■ What the task requires ■
Check every line of the material below for the string "title", and return the ones that have it.

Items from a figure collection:

· · ·

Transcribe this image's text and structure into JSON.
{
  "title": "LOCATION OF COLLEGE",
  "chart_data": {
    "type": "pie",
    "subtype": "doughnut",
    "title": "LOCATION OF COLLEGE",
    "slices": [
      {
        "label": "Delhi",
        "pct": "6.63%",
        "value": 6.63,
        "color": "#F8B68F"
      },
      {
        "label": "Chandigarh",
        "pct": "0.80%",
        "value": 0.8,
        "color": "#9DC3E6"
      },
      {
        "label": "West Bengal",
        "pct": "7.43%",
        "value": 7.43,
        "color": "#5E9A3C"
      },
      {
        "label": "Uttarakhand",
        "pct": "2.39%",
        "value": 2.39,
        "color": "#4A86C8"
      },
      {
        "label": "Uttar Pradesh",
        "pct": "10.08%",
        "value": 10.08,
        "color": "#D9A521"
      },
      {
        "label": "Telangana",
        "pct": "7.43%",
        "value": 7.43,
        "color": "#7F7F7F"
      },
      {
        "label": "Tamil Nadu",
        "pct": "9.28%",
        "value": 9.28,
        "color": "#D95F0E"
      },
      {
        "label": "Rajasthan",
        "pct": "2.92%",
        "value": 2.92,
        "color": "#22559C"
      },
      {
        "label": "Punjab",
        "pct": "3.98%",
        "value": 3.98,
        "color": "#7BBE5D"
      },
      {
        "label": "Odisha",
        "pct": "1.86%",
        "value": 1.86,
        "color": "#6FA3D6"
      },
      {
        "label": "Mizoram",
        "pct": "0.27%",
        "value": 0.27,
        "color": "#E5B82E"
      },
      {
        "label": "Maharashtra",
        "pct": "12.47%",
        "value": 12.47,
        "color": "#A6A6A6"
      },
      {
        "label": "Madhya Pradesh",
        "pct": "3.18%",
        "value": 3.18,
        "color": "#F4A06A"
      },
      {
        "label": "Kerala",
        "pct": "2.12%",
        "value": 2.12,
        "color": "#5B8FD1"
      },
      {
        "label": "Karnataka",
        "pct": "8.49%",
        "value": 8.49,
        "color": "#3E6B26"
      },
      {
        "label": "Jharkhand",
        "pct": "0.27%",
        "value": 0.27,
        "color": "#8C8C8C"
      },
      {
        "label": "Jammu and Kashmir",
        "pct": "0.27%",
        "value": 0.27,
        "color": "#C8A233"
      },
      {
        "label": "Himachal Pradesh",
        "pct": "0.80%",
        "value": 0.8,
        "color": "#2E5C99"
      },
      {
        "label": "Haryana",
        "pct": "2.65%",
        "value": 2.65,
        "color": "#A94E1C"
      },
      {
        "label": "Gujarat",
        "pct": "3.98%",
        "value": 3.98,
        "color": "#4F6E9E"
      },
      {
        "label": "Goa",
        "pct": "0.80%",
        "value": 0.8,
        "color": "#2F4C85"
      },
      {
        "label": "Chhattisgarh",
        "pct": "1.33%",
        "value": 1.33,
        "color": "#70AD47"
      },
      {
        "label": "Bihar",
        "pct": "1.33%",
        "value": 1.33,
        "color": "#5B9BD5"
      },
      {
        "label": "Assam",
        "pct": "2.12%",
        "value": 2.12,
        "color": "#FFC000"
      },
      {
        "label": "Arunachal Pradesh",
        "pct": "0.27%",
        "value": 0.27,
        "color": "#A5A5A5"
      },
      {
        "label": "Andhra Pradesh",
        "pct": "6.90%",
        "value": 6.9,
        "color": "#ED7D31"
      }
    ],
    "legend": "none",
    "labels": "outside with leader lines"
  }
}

· · ·

■ Exercise solution ■
  "title": "LOCATION OF COLLEGE",
    "title": "LOCATION OF COLLEGE",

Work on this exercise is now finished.